* START RECORDS SHOWN *

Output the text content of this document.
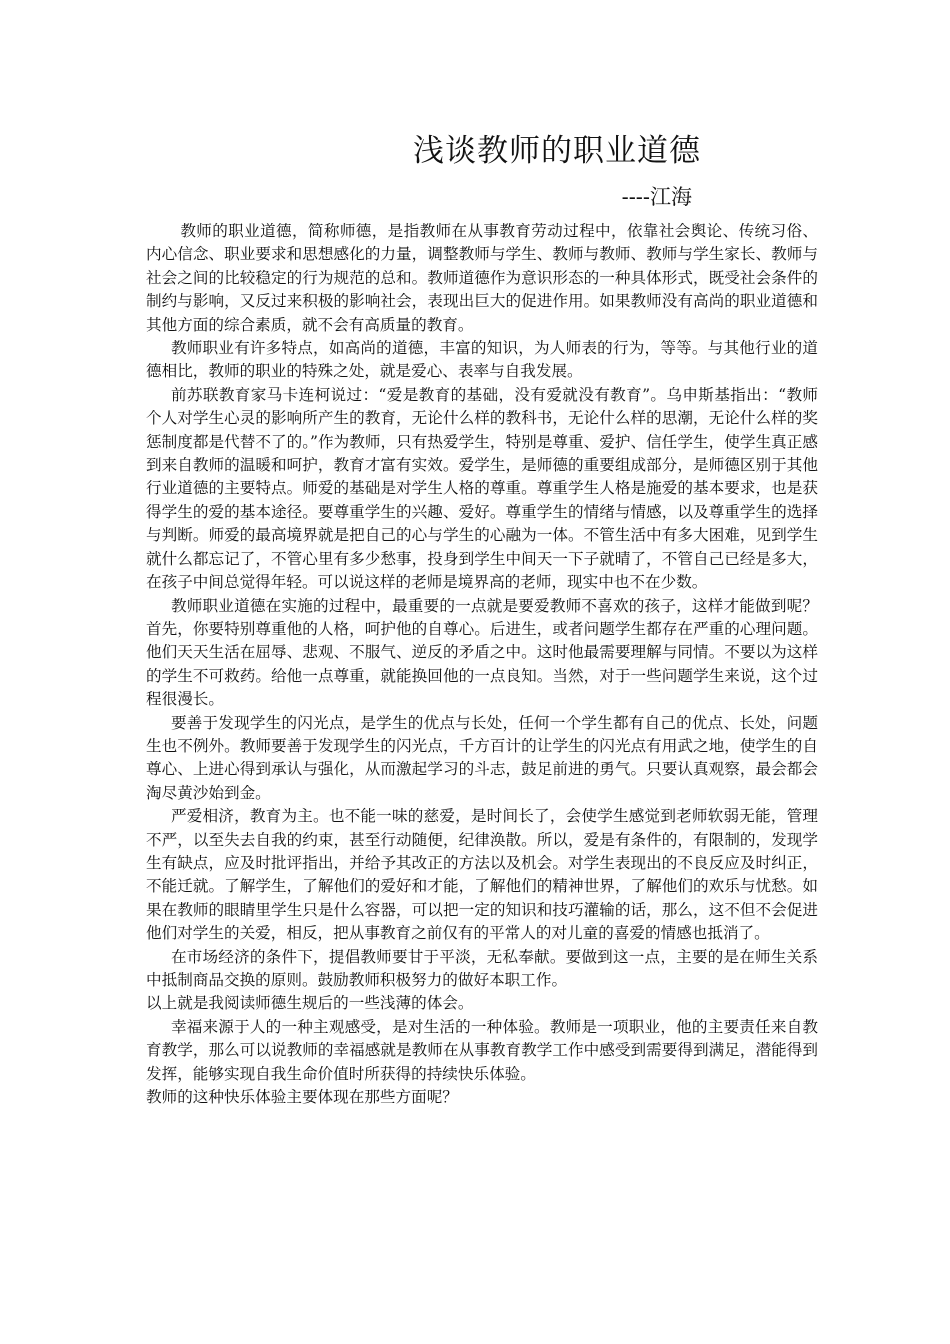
浅谈教师的职业道德
----江海

教师的职业道德，简称师德，是指教师在从事教育劳动过程中，依靠社会舆论、传统习俗、内心信念、职业要求和思想感化的力量，调整教师与学生、教师与教师、教师与学生家长、教师与社会之间的比较稳定的行为规范的总和。教师道德作为意识形态的一种具体形式，既受社会条件的制约与影响，又反过来积极的影响社会，表现出巨大的促进作用。如果教师没有高尚的职业道德和其他方面的综合素质，就不会有高质量的教育。

教师职业有许多特点，如高尚的道德，丰富的知识，为人师表的行为，等等。与其他行业的道德相比，教师的职业的特殊之处，就是爱心、表率与自我发展。

前苏联教育家马卡连柯说过：“爱是教育的基础，没有爱就没有教育”。乌申斯基指出：“教师个人对学生心灵的影响所产生的教育，无论什么样的教科书，无论什么样的思潮，无论什么样的奖惩制度都是代替不了的。”作为教师，只有热爱学生，特别是尊重、爱护、信任学生，使学生真正感到来自教师的温暖和呵护，教育才富有实效。爱学生，是师德的重要组成部分，是师德区别于其他行业道德的主要特点。师爱的基础是对学生人格的尊重。尊重学生人格是施爱的基本要求，也是获得学生的爱的基本途径。要尊重学生的兴趣、爱好。尊重学生的情绪与情感，以及尊重学生的选择与判断。师爱的最高境界就是把自己的心与学生的心融为一体。不管生活中有多大困难，见到学生就什么都忘记了，不管心里有多少愁事，投身到学生中间天一下子就晴了，不管自己已经是多大，在孩子中间总觉得年轻。可以说这样的老师是境界高的老师，现实中也不在少数。

教师职业道德在实施的过程中，最重要的一点就是要爱教师不喜欢的孩子，这样才能做到呢？首先，你要特别尊重他的人格，呵护他的自尊心。后进生，或者问题学生都存在严重的心理问题。他们天天生活在屈辱、悲观、不服气、逆反的矛盾之中。这时他最需要理解与同情。不要以为这样的学生不可救药。给他一点尊重，就能换回他的一点良知。当然，对于一些问题学生来说，这个过程很漫长。

要善于发现学生的闪光点，是学生的优点与长处，任何一个学生都有自己的优点、长处，问题生也不例外。教师要善于发现学生的闪光点，千方百计的让学生的闪光点有用武之地，使学生的自尊心、上进心得到承认与强化，从而激起学习的斗志，鼓足前进的勇气。只要认真观察，最会都会淘尽黄沙始到金。

严爱相济，教育为主。也不能一味的慈爱，是时间长了，会使学生感觉到老师软弱无能，管理不严，以至失去自我的约束，甚至行动随便，纪律涣散。所以，爱是有条件的，有限制的，发现学生有缺点，应及时批评指出，并给予其改正的方法以及机会。对学生表现出的不良反应及时纠正，不能迁就。了解学生，了解他们的爱好和才能，了解他们的精神世界，了解他们的欢乐与忧愁。如果在教师的眼睛里学生只是什么容器，可以把一定的知识和技巧灌输的话，那么，这不但不会促进他们对学生的关爱，相反，把从事教育之前仅有的平常人的对儿童的喜爱的情感也抵消了。

在市场经济的条件下，提倡教师要甘于平淡，无私奉献。要做到这一点，主要的是在师生关系中抵制商品交换的原则。鼓励教师积极努力的做好本职工作。

以上就是我阅读师德生规后的一些浅薄的体会。

幸福来源于人的一种主观感受，是对生活的一种体验。教师是一项职业，他的主要责任来自教育教学，那么可以说教师的幸福感就是教师在从事教育教学工作中感受到需要得到满足，潜能得到发挥，能够实现自我生命价值时所获得的持续快乐体验。

教师的这种快乐体验主要体现在那些方面呢？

* END RECORDS SHOWN *

### GOAL:
Your job is to transcribe the entries above exactly; skip the pictures.

### EXERCISE ANSWER:
Output the text content of this document.
浅谈教师的职业道德
----江海

教师的职业道德，简称师德，是指教师在从事教育劳动过程中，依靠社会舆论、传统习俗、内心信念、职业要求和思想感化的力量，调整教师与学生、教师与教师、教师与学生家长、教师与社会之间的比较稳定的行为规范的总和。教师道德作为意识形态的一种具体形式，既受社会条件的制约与影响，又反过来积极的影响社会，表现出巨大的促进作用。如果教师没有高尚的职业道德和其他方面的综合素质，就不会有高质量的教育。

教师职业有许多特点，如高尚的道德，丰富的知识，为人师表的行为，等等。与其他行业的道德相比，教师的职业的特殊之处，就是爱心、表率与自我发展。

前苏联教育家马卡连柯说过：“爱是教育的基础，没有爱就没有教育”。乌申斯基指出：“教师个人对学生心灵的影响所产生的教育，无论什么样的教科书，无论什么样的思潮，无论什么样的奖惩制度都是代替不了的。”作为教师，只有热爱学生，特别是尊重、爱护、信任学生，使学生真正感到来自教师的温暖和呵护，教育才富有实效。爱学生，是师德的重要组成部分，是师德区别于其他行业道德的主要特点。师爱的基础是对学生人格的尊重。尊重学生人格是施爱的基本要求，也是获得学生的爱的基本途径。要尊重学生的兴趣、爱好。尊重学生的情绪与情感，以及尊重学生的选择与判断。师爱的最高境界就是把自己的心与学生的心融为一体。不管生活中有多大困难，见到学生就什么都忘记了，不管心里有多少愁事，投身到学生中间天一下子就晴了，不管自己已经是多大，在孩子中间总觉得年轻。可以说这样的老师是境界高的老师，现实中也不在少数。

教师职业道德在实施的过程中，最重要的一点就是要爱教师不喜欢的孩子，这样才能做到呢？首先，你要特别尊重他的人格，呵护他的自尊心。后进生，或者问题学生都存在严重的心理问题。他们天天生活在屈辱、悲观、不服气、逆反的矛盾之中。这时他最需要理解与同情。不要以为这样的学生不可救药。给他一点尊重，就能换回他的一点良知。当然，对于一些问题学生来说，这个过程很漫长。

要善于发现学生的闪光点，是学生的优点与长处，任何一个学生都有自己的优点、长处，问题生也不例外。教师要善于发现学生的闪光点，千方百计的让学生的闪光点有用武之地，使学生的自尊心、上进心得到承认与强化，从而激起学习的斗志，鼓足前进的勇气。只要认真观察，最会都会淘尽黄沙始到金。

严爱相济，教育为主。也不能一味的慈爱，是时间长了，会使学生感觉到老师软弱无能，管理不严，以至失去自我的约束，甚至行动随便，纪律涣散。所以，爱是有条件的，有限制的，发现学生有缺点，应及时批评指出，并给予其改正的方法以及机会。对学生表现出的不良反应及时纠正，不能迁就。了解学生，了解他们的爱好和才能，了解他们的精神世界，了解他们的欢乐与忧愁。如果在教师的眼睛里学生只是什么容器，可以把一定的知识和技巧灌输的话，那么，这不但不会促进他们对学生的关爱，相反，把从事教育之前仅有的平常人的对儿童的喜爱的情感也抵消了。

在市场经济的条件下，提倡教师要甘于平淡，无私奉献。要做到这一点，主要的是在师生关系中抵制商品交换的原则。鼓励教师积极努力的做好本职工作。

以上就是我阅读师德生规后的一些浅薄的体会。

幸福来源于人的一种主观感受，是对生活的一种体验。教师是一项职业，他的主要责任来自教育教学，那么可以说教师的幸福感就是教师在从事教育教学工作中感受到需要得到满足，潜能得到发挥，能够实现自我生命价值时所获得的持续快乐体验。

教师的这种快乐体验主要体现在那些方面呢？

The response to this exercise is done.